Records from a collection of figures:
□ □ □ □ □ □ □
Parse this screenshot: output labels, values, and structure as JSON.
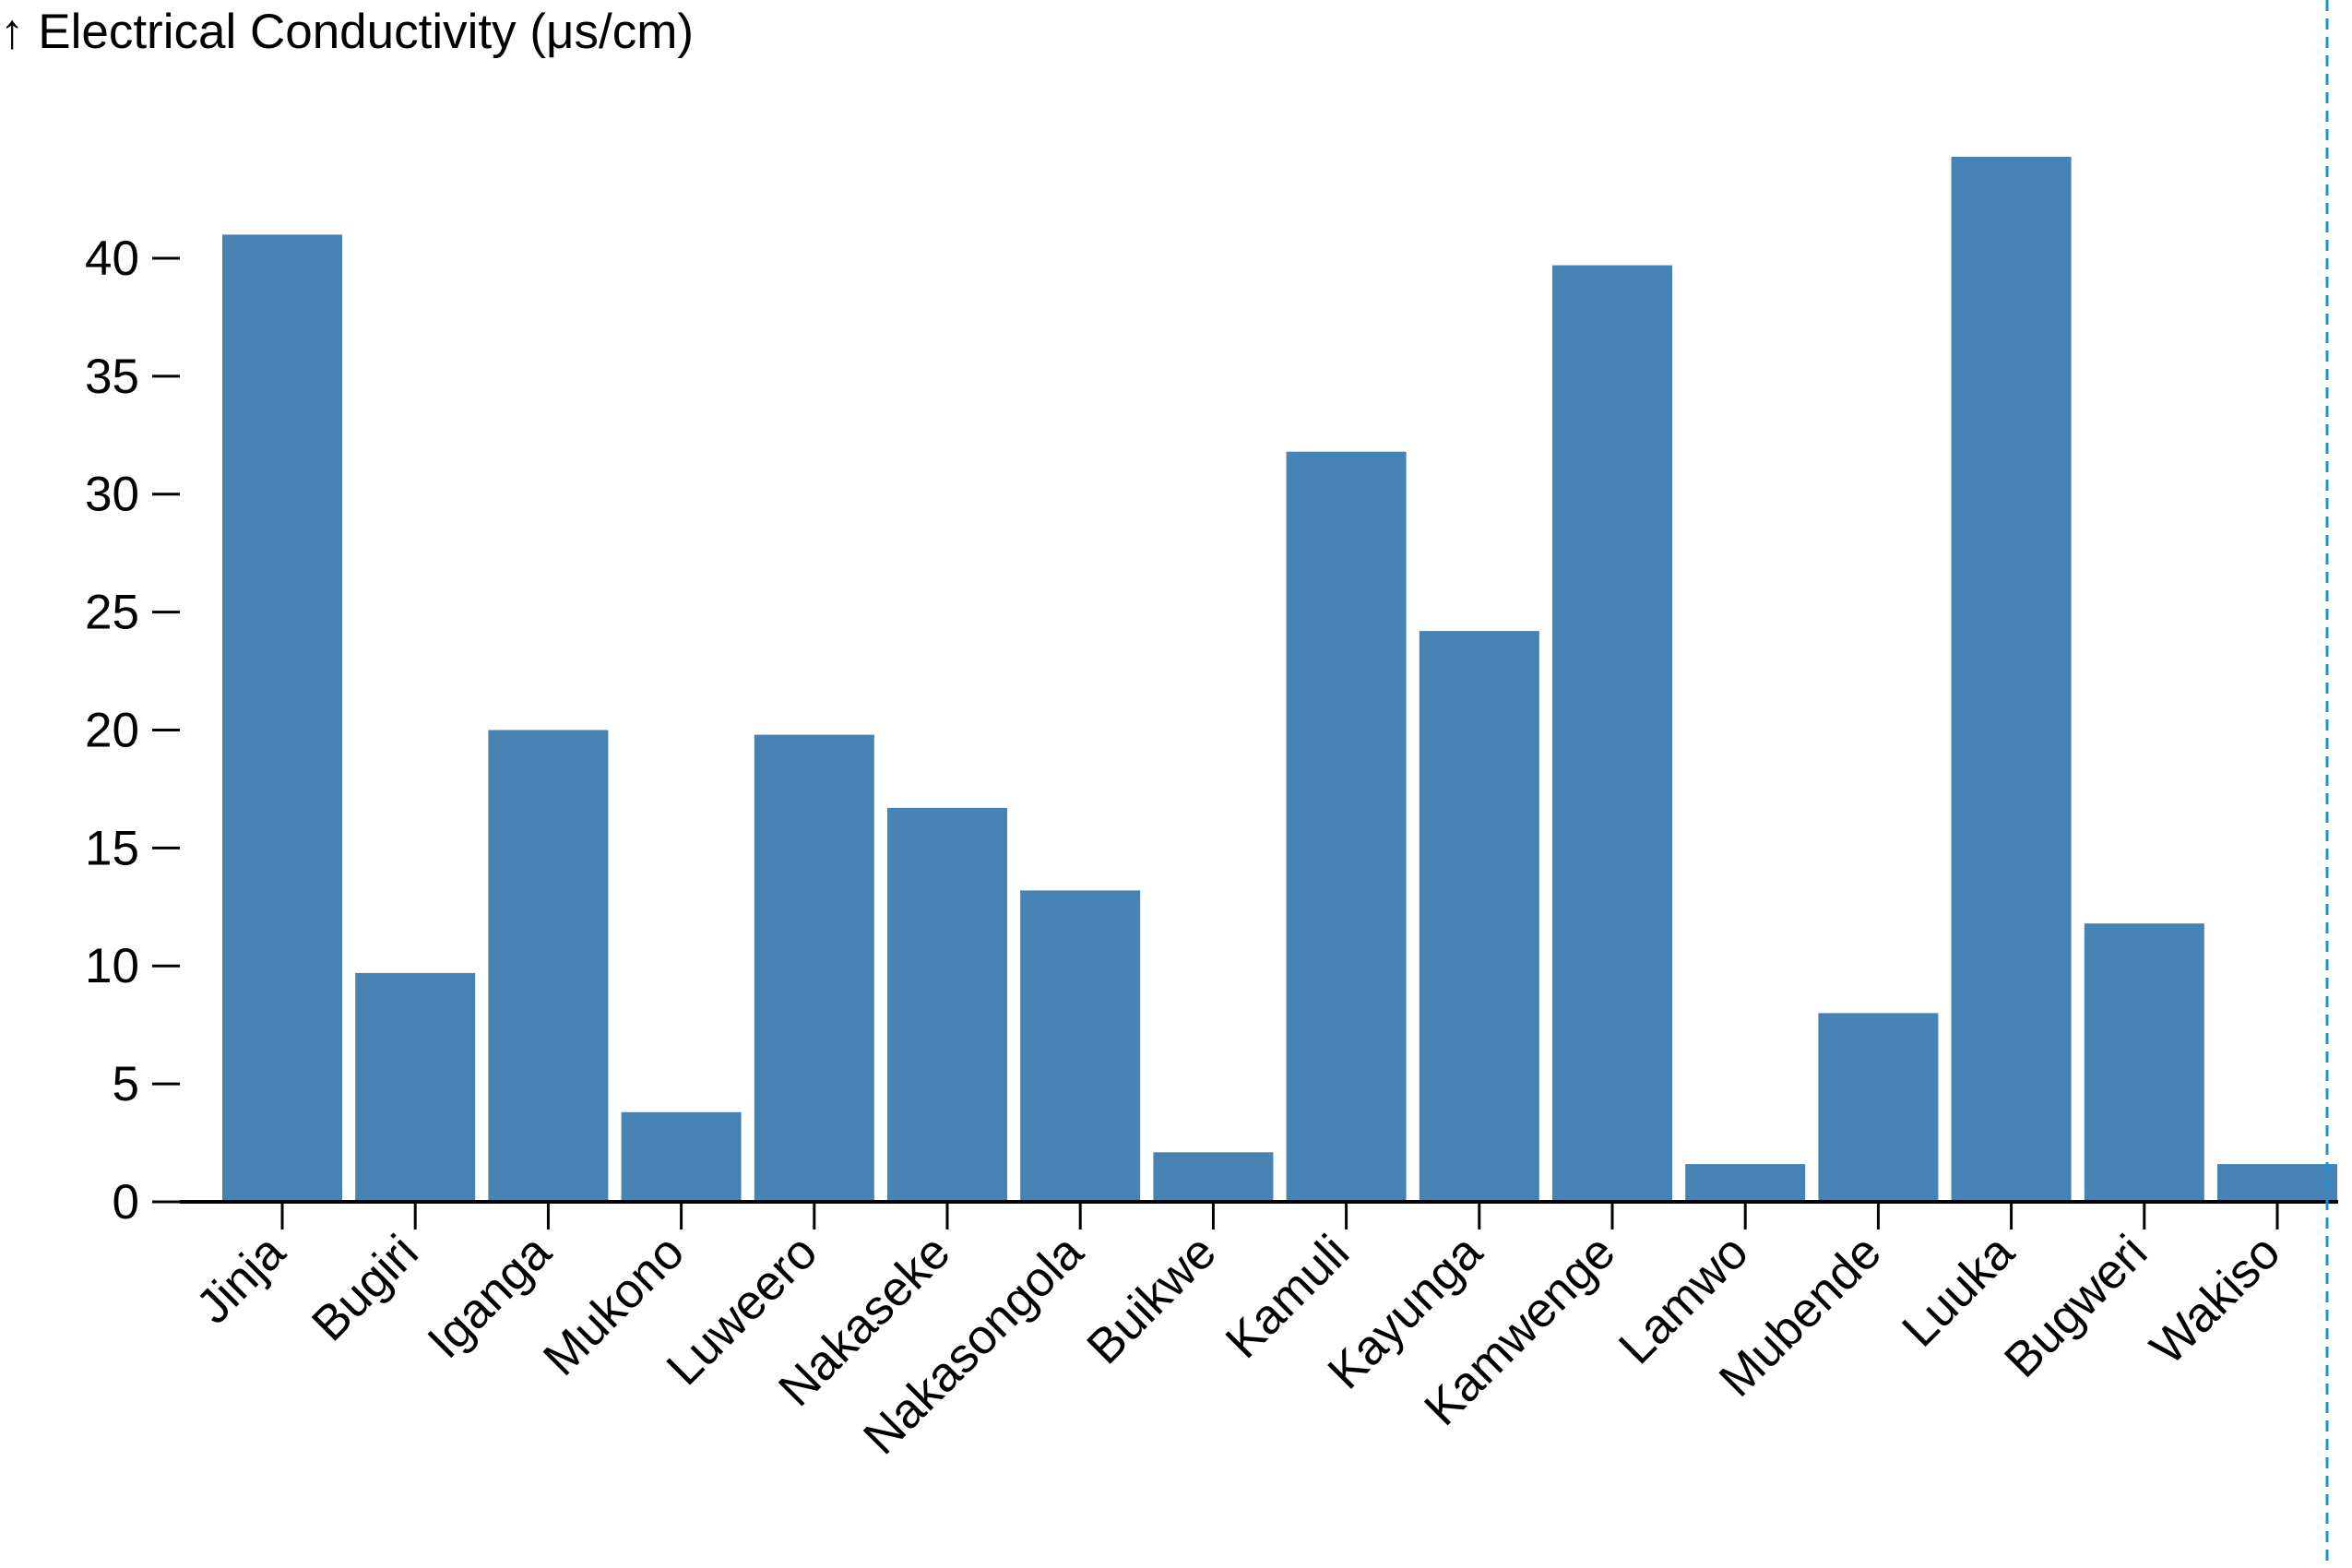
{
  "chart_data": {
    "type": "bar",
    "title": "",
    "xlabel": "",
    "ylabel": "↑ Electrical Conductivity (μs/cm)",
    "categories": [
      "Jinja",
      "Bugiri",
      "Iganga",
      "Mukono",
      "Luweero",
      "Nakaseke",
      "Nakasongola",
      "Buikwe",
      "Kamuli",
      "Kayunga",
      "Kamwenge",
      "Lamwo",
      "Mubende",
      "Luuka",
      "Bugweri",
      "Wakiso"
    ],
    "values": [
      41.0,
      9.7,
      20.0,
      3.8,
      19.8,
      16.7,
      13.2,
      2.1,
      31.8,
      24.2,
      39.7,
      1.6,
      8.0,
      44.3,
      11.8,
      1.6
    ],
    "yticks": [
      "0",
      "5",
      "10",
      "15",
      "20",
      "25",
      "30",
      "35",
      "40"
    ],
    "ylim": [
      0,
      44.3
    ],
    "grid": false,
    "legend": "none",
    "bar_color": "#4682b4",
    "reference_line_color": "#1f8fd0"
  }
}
□ □ □ □ □ □ □
Problem statement -> Exactly as written, return every line of the listing, but not the pictures.

Answer to the task ->
Parse this screenshot: output labels, values, and structure as JSON.
{
  "chart_data": {
    "type": "bar",
    "title": "",
    "xlabel": "",
    "ylabel": "↑ Electrical Conductivity (μs/cm)",
    "categories": [
      "Jinja",
      "Bugiri",
      "Iganga",
      "Mukono",
      "Luweero",
      "Nakaseke",
      "Nakasongola",
      "Buikwe",
      "Kamuli",
      "Kayunga",
      "Kamwenge",
      "Lamwo",
      "Mubende",
      "Luuka",
      "Bugweri",
      "Wakiso"
    ],
    "values": [
      41.0,
      9.7,
      20.0,
      3.8,
      19.8,
      16.7,
      13.2,
      2.1,
      31.8,
      24.2,
      39.7,
      1.6,
      8.0,
      44.3,
      11.8,
      1.6
    ],
    "yticks": [
      "0",
      "5",
      "10",
      "15",
      "20",
      "25",
      "30",
      "35",
      "40"
    ],
    "ylim": [
      0,
      44.3
    ],
    "grid": false,
    "legend": "none",
    "bar_color": "#4682b4",
    "reference_line_color": "#1f8fd0"
  }
}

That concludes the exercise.